(THE TASK) Copy each line with the word "заболеваниями" in it.

-- Start --

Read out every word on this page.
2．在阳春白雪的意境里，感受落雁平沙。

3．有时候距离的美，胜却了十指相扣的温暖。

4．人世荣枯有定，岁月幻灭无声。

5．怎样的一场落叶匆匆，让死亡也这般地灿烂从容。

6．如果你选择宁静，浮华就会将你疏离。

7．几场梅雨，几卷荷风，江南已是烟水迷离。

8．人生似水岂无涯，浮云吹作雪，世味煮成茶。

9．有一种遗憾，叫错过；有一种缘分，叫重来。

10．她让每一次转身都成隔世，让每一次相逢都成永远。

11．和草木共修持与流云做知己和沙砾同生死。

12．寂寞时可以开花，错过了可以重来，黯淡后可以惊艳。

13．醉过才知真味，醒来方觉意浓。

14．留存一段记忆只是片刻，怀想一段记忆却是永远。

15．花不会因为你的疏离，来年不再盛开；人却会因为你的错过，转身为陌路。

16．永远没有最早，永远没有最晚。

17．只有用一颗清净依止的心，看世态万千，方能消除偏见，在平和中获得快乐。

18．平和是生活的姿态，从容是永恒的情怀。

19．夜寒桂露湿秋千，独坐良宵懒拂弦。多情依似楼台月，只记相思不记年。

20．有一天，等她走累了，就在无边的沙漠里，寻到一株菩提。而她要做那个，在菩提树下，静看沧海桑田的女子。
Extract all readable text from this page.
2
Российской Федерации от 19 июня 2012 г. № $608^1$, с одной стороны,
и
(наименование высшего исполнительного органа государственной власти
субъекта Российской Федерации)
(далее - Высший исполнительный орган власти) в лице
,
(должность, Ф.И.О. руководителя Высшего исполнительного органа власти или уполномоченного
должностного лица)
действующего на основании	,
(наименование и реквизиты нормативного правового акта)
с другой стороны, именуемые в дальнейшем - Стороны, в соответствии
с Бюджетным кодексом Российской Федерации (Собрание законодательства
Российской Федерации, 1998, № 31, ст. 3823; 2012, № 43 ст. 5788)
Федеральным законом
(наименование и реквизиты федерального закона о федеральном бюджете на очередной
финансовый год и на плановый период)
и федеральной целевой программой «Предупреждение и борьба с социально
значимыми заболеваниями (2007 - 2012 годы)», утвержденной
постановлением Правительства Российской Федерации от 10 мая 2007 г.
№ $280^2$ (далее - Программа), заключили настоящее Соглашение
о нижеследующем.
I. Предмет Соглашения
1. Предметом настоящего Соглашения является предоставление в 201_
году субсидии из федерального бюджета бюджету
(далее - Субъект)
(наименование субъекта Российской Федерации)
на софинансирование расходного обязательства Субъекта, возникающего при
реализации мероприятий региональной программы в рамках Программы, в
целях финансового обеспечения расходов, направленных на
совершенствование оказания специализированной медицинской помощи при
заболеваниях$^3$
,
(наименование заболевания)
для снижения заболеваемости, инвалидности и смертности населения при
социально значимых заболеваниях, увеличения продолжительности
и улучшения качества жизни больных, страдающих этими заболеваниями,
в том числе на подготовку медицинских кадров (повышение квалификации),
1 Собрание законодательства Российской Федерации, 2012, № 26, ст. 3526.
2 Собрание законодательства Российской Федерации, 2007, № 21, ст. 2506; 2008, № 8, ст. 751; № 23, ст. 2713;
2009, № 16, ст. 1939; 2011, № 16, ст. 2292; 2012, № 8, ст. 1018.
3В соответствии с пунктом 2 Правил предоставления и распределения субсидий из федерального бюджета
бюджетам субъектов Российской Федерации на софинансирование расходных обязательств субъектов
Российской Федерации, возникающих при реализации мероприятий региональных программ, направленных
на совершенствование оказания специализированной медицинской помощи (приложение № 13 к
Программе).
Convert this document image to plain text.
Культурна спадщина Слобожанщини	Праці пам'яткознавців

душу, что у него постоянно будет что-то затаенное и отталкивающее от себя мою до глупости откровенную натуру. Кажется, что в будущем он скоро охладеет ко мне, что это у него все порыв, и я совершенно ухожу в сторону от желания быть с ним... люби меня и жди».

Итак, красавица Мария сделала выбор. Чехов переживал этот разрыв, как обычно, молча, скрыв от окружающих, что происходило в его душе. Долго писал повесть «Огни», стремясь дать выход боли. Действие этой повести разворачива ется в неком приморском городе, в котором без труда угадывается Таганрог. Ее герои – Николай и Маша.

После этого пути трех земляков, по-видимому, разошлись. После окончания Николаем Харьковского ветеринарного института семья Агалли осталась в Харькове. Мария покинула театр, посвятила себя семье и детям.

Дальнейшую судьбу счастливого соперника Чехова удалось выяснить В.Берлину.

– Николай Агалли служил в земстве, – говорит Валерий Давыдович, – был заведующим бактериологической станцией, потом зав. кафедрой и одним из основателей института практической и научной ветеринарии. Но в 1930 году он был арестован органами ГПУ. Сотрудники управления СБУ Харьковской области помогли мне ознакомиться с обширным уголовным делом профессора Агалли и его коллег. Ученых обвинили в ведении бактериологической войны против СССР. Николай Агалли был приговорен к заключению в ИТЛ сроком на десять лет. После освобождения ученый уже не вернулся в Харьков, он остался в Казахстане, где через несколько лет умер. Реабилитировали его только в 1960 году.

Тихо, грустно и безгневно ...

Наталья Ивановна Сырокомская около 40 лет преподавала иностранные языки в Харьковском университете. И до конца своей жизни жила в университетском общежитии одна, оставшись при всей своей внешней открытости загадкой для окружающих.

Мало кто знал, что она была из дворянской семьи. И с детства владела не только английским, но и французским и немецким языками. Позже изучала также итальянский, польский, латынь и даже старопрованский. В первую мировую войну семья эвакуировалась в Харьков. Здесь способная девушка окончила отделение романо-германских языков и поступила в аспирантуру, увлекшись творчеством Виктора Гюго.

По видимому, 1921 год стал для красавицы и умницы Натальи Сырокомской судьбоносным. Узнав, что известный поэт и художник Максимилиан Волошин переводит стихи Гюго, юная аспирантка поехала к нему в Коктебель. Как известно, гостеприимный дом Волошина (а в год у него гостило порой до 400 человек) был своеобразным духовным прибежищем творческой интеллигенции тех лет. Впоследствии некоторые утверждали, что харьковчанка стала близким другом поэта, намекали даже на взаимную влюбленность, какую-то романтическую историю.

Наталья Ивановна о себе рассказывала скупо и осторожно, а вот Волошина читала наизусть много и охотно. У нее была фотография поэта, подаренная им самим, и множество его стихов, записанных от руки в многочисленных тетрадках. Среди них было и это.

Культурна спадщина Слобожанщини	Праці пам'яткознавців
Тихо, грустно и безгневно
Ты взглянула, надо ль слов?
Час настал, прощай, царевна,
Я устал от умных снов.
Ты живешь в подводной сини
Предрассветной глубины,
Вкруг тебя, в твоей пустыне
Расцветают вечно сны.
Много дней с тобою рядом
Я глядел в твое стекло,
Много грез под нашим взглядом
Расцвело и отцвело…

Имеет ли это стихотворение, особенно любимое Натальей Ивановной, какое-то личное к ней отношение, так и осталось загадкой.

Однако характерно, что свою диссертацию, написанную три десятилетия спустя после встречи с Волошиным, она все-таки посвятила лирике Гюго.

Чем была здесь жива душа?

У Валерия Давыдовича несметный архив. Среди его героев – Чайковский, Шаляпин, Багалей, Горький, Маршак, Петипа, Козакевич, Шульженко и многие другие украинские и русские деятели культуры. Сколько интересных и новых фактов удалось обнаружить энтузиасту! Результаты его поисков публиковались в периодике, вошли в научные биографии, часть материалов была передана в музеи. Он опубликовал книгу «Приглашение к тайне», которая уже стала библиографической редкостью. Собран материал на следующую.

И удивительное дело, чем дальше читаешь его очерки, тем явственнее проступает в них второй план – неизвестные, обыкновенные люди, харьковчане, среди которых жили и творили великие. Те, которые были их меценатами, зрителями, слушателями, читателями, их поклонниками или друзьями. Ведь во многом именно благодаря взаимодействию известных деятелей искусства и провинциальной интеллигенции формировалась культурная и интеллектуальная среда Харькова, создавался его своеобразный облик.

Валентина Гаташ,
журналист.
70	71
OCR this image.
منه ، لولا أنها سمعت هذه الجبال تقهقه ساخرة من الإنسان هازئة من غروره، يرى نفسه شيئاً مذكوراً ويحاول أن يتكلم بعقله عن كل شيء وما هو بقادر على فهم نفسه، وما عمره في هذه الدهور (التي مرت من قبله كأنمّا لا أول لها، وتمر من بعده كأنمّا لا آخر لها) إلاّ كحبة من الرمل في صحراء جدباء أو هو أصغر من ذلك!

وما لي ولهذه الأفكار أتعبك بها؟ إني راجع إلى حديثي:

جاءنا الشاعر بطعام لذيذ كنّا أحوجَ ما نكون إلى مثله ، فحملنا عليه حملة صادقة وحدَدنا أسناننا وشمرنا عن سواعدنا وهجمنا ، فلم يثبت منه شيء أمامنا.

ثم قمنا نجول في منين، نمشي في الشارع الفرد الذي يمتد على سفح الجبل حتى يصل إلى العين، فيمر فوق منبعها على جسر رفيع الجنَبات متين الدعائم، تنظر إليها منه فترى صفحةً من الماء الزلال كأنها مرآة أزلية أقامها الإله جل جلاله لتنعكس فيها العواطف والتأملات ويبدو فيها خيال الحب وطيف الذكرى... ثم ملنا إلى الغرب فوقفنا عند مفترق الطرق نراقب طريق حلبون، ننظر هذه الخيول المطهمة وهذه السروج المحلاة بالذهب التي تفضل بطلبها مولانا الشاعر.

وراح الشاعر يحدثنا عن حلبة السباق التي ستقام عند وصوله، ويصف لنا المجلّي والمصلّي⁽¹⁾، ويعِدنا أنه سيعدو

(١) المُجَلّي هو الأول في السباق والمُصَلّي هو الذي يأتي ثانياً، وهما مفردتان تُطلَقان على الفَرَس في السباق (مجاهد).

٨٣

-- End --

(RESPONSE TO THE TASK)
значимыми заболеваниями (2007 - 2012 годы)», утвержденной
и улучшения качества жизни больных, страдающих этими заболеваниями,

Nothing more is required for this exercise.